§ **DIRECTIONS**
Exactly as they appear, output all of the entries.

====== DATA SECTION

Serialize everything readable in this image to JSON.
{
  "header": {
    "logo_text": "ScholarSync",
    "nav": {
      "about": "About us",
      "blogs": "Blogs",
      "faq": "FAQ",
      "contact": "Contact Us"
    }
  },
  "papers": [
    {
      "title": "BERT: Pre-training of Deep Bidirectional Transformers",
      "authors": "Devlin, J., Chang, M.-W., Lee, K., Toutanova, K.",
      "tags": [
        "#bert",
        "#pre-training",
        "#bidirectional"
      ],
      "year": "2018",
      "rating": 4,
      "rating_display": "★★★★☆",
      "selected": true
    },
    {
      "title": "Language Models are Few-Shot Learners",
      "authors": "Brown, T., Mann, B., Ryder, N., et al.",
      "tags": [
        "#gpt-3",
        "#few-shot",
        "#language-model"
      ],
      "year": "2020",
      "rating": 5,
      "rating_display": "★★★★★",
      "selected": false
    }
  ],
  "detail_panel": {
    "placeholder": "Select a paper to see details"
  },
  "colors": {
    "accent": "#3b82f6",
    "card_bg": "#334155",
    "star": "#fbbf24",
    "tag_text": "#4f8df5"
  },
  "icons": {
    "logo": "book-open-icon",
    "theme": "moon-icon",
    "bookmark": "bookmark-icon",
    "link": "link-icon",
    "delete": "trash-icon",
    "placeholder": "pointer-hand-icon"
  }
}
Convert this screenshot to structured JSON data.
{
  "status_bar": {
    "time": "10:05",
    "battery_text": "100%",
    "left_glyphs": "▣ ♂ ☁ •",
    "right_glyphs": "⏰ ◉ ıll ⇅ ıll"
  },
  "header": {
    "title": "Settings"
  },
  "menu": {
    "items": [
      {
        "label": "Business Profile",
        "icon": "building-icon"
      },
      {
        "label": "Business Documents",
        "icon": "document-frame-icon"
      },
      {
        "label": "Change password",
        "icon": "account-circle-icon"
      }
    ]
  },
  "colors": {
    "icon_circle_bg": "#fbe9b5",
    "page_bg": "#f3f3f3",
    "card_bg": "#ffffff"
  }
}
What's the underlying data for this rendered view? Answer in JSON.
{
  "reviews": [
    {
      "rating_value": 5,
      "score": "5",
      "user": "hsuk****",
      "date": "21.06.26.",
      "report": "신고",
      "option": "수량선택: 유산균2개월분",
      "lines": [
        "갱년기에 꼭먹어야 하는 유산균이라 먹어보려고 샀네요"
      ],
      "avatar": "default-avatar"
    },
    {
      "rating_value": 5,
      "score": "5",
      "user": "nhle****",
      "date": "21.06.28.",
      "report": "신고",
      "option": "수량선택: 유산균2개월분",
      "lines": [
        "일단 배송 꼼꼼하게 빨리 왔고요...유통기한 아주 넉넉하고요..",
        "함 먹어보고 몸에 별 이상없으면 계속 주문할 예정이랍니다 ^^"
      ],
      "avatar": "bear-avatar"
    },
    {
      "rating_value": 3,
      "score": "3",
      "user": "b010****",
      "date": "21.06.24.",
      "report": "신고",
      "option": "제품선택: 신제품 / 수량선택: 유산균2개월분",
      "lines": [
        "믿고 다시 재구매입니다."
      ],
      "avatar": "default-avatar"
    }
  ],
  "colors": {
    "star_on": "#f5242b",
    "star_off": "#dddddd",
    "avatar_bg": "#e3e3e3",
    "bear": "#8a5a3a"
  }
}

============

§ **SOLUTION FOR THIS PROBLEM**
Serialize everything readable in this image to JSON.
{
  "header": {
    "logo_text": "ScholarSync",
    "nav": {
      "about": "About us",
      "blogs": "Blogs",
      "faq": "FAQ",
      "contact": "Contact Us"
    }
  },
  "papers": [
    {
      "title": "BERT: Pre-training of Deep Bidirectional Transformers",
      "authors": "Devlin, J., Chang, M.-W., Lee, K., Toutanova, K.",
      "tags": [
        "#bert",
        "#pre-training",
        "#bidirectional"
      ],
      "year": "2018",
      "rating": 4,
      "rating_display": "★★★★☆",
      "selected": true
    },
    {
      "title": "Language Models are Few-Shot Learners",
      "authors": "Brown, T., Mann, B., Ryder, N., et al.",
      "tags": [
        "#gpt-3",
        "#few-shot",
        "#language-model"
      ],
      "year": "2020",
      "rating": 5,
      "rating_display": "★★★★★",
      "selected": false
    }
  ],
  "detail_panel": {
    "placeholder": "Select a paper to see details"
  },
  "colors": {
    "accent": "#3b82f6",
    "card_bg": "#334155",
    "star": "#fbbf24",
    "tag_text": "#4f8df5"
  },
  "icons": {
    "logo": "book-open-icon",
    "theme": "moon-icon",
    "bookmark": "bookmark-icon",
    "link": "link-icon",
    "delete": "trash-icon",
    "placeholder": "pointer-hand-icon"
  }
}
Convert this screenshot to structured JSON data.
{
  "status_bar": {
    "time": "10:05",
    "battery_text": "100%",
    "left_glyphs": "▣ ♂ ☁ •",
    "right_glyphs": "⏰ ◉ ıll ⇅ ıll"
  },
  "header": {
    "title": "Settings"
  },
  "menu": {
    "items": [
      {
        "label": "Business Profile",
        "icon": "building-icon"
      },
      {
        "label": "Business Documents",
        "icon": "document-frame-icon"
      },
      {
        "label": "Change password",
        "icon": "account-circle-icon"
      }
    ]
  },
  "colors": {
    "icon_circle_bg": "#fbe9b5",
    "page_bg": "#f3f3f3",
    "card_bg": "#ffffff"
  }
}
What's the underlying data for this rendered view? Answer in JSON.
{
  "reviews": [
    {
      "rating_value": 5,
      "score": "5",
      "user": "hsuk****",
      "date": "21.06.26.",
      "report": "신고",
      "option": "수량선택: 유산균2개월분",
      "lines": [
        "갱년기에 꼭먹어야 하는 유산균이라 먹어보려고 샀네요"
      ],
      "avatar": "default-avatar"
    },
    {
      "rating_value": 5,
      "score": "5",
      "user": "nhle****",
      "date": "21.06.28.",
      "report": "신고",
      "option": "수량선택: 유산균2개월분",
      "lines": [
        "일단 배송 꼼꼼하게 빨리 왔고요...유통기한 아주 넉넉하고요..",
        "함 먹어보고 몸에 별 이상없으면 계속 주문할 예정이랍니다 ^^"
      ],
      "avatar": "bear-avatar"
    },
    {
      "rating_value": 3,
      "score": "3",
      "user": "b010****",
      "date": "21.06.24.",
      "report": "신고",
      "option": "제품선택: 신제품 / 수량선택: 유산균2개월분",
      "lines": [
        "믿고 다시 재구매입니다."
      ],
      "avatar": "default-avatar"
    }
  ],
  "colors": {
    "star_on": "#f5242b",
    "star_off": "#dddddd",
    "avatar_bg": "#e3e3e3",
    "bear": "#8a5a3a"
  }
}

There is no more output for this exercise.